- What to produce -
All of the entries must be reproduced exactly, with no images carried over.

- Rows from a dataset -
------------------------------------------------
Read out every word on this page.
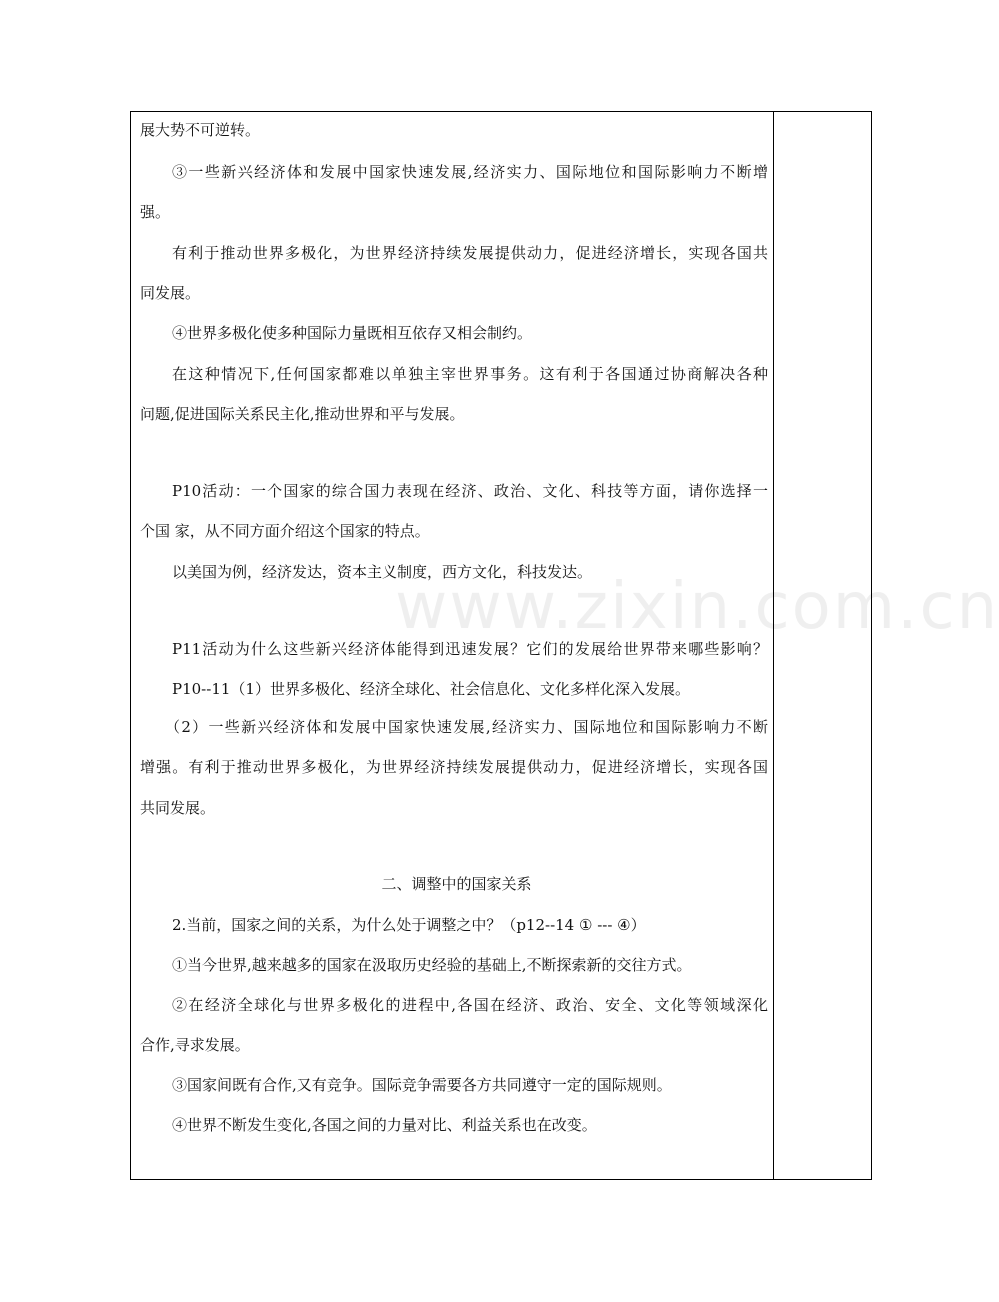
www.zixin.com.cn
展大势不可逆转。
③一些新兴经济体和发展中国家快速发展,经济实力、国际地位和国际影响力不断增
强。
有利于推动世界多极化，为世界经济持续发展提供动力，促进经济增长，实现各国共
同发展。
④世界多极化使多种国际力量既相互依存又相会制约。
在这种情况下,任何国家都难以单独主宰世界事务。这有利于各国通过协商解决各种
问题,促进国际关系民主化,推动世界和平与发展。
P10活动：一个国家的综合国力表现在经济、政治、文化、科技等方面，请你选择一
个国 家，从不同方面介绍这个国家的特点。
以美国为例，经济发达，资本主义制度，西方文化，科技发达。
P11活动为什么这些新兴经济体能得到迅速发展？它们的发展给世界带来哪些影响？
P10--11（1）世界多极化、经济全球化、社会信息化、文化多样化深入发展。
（2）一些新兴经济体和发展中国家快速发展,经济实力、国际地位和国际影响力不断
增强。有利于推动世界多极化，为世界经济持续发展提供动力，促进经济增长，实现各国
共同发展。
二、调整中的国家关系
2.当前，国家之间的关系，为什么处于调整之中？（p12--14 ① --- ④）
①当今世界,越来越多的国家在汲取历史经验的基础上,不断探索新的交往方式。
②在经济全球化与世界多极化的进程中,各国在经济、政治、安全、文化等领域深化
合作,寻求发展。
③国家间既有合作,又有竞争。国际竞争需要各方共同遵守一定的国际规则。
④世界不断发生变化,各国之间的力量对比、利益关系也在改变。
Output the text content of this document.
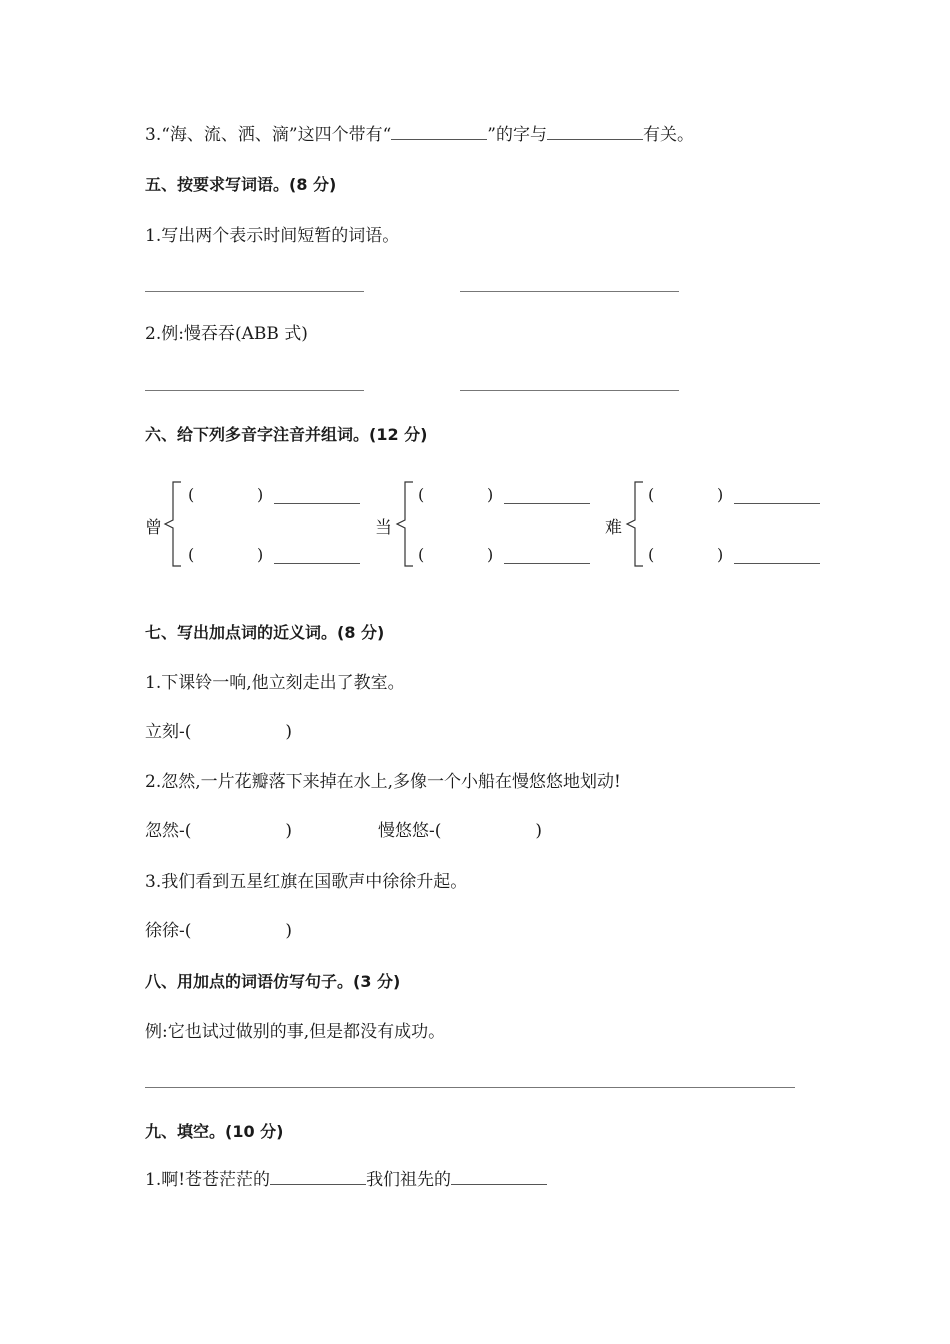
3.“海、流、洒、滴”这四个带有“	”的字与	有关。
五、按要求写词语。(8 分)
1.写出两个表示时间短暂的词语。
2.例:慢吞吞(ABB 式)
六、给下列多音字注音并组词。(12 分)
曾
(	)
(	)
当
(	)
(	)
难
(	)
(	)
七、写出加点词的近义词。(8 分)
1.下课铃一响,他立刻走出了教室。
立刻-(	)
2.忽然,一片花瓣落下来掉在水上,多像一个小船在慢悠悠地划动!
忽然-(	)	慢悠悠-(	)
3.我们看到五星红旗在国歌声中徐徐升起。
徐徐-(	)
八、用加点的词语仿写句子。(3 分)
例:它也试过做别的事,但是都没有成功。
九、填空。(10 分)
1.啊!苍苍茫茫的	我们祖先的
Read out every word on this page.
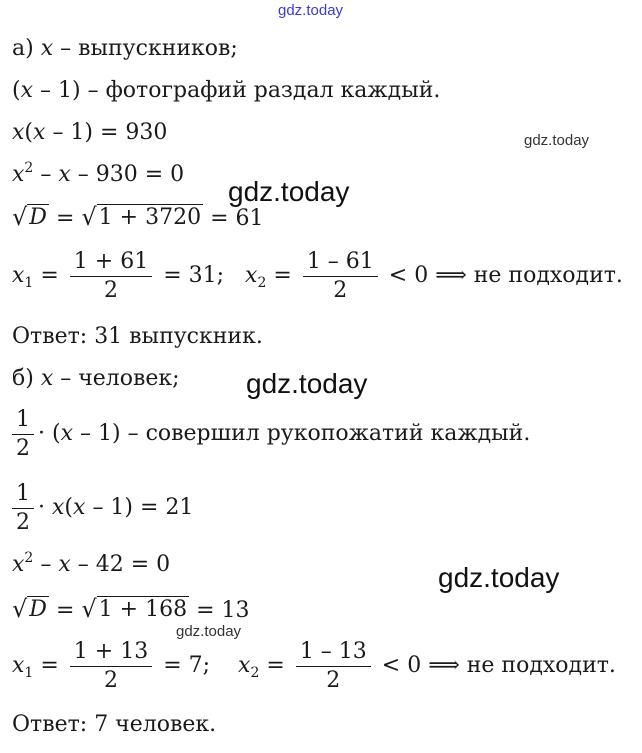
gdz.today
gdz.today
gdz.today
gdz.today
gdz.today
gdz.today
а) x – выпускников;
(x – 1) – фотографий раздал каждый.
x(x – 1) = 930
$x^2 - x - 930 = 0$
√ D = √ 1 + 3720 = 61
$x_1 = \frac{1 + 61}{2} = 31$; $x_2 = \frac{1 - 61}{2} < 0$ ⟹ не подходит.
Ответ: 31 выпускник.
б) x – человек;
$\frac{1}{2} \cdot (x - 1)$ – совершил рукопожатий каждый.
$\frac{1}{2} \cdot x(x - 1) = 21$
$x^2 - x - 42 = 0$
√ D = √ 1 + 168 = 13
$x_1 = \frac{1 + 13}{2} = 7$; $x_2 = \frac{1 - 13}{2} < 0$ ⟹ не подходит.
Ответ: 7 человек.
------------------------------------------------
- Response -
Read out every word on this page.
www.zixin.com.cn
展大势不可逆转。
③一些新兴经济体和发展中国家快速发展,经济实力、国际地位和国际影响力不断增
强。
有利于推动世界多极化，为世界经济持续发展提供动力，促进经济增长，实现各国共
同发展。
④世界多极化使多种国际力量既相互依存又相会制约。
在这种情况下,任何国家都难以单独主宰世界事务。这有利于各国通过协商解决各种
问题,促进国际关系民主化,推动世界和平与发展。
P10活动：一个国家的综合国力表现在经济、政治、文化、科技等方面，请你选择一
个国 家，从不同方面介绍这个国家的特点。
以美国为例，经济发达，资本主义制度，西方文化，科技发达。
P11活动为什么这些新兴经济体能得到迅速发展？它们的发展给世界带来哪些影响？
P10--11（1）世界多极化、经济全球化、社会信息化、文化多样化深入发展。
（2）一些新兴经济体和发展中国家快速发展,经济实力、国际地位和国际影响力不断
增强。有利于推动世界多极化，为世界经济持续发展提供动力，促进经济增长，实现各国
共同发展。
二、调整中的国家关系
2.当前，国家之间的关系，为什么处于调整之中？（p12--14 ① --- ④）
①当今世界,越来越多的国家在汲取历史经验的基础上,不断探索新的交往方式。
②在经济全球化与世界多极化的进程中,各国在经济、政治、安全、文化等领域深化
合作,寻求发展。
③国家间既有合作,又有竞争。国际竞争需要各方共同遵守一定的国际规则。
④世界不断发生变化,各国之间的力量对比、利益关系也在改变。
Output the text content of this document.
3.“海、流、洒、滴”这四个带有“	”的字与	有关。
五、按要求写词语。(8 分)
1.写出两个表示时间短暂的词语。
2.例:慢吞吞(ABB 式)
六、给下列多音字注音并组词。(12 分)
曾
(	)
(	)
当
(	)
(	)
难
(	)
(	)
七、写出加点词的近义词。(8 分)
1.下课铃一响,他立刻走出了教室。
立刻-(	)
2.忽然,一片花瓣落下来掉在水上,多像一个小船在慢悠悠地划动!
忽然-(	)	慢悠悠-(	)
3.我们看到五星红旗在国歌声中徐徐升起。
徐徐-(	)
八、用加点的词语仿写句子。(3 分)
例:它也试过做别的事,但是都没有成功。
九、填空。(10 分)
1.啊!苍苍茫茫的	我们祖先的
Read out every word on this page.
gdz.today
gdz.today
gdz.today
gdz.today
gdz.today
gdz.today
а) x – выпускников;
(x – 1) – фотографий раздал каждый.
x(x – 1) = 930
$x^2 - x - 930 = 0$
√ D = √ 1 + 3720 = 61
$x_1 = \frac{1 + 61}{2} = 31$; $x_2 = \frac{1 - 61}{2} < 0$ ⟹ не подходит.
Ответ: 31 выпускник.
б) x – человек;
$\frac{1}{2} \cdot (x - 1)$ – совершил рукопожатий каждый.
$\frac{1}{2} \cdot x(x - 1) = 21$
$x^2 - x - 42 = 0$
√ D = √ 1 + 168 = 13
$x_1 = \frac{1 + 13}{2} = 7$; $x_2 = \frac{1 - 13}{2} < 0$ ⟹ не подходит.
Ответ: 7 человек.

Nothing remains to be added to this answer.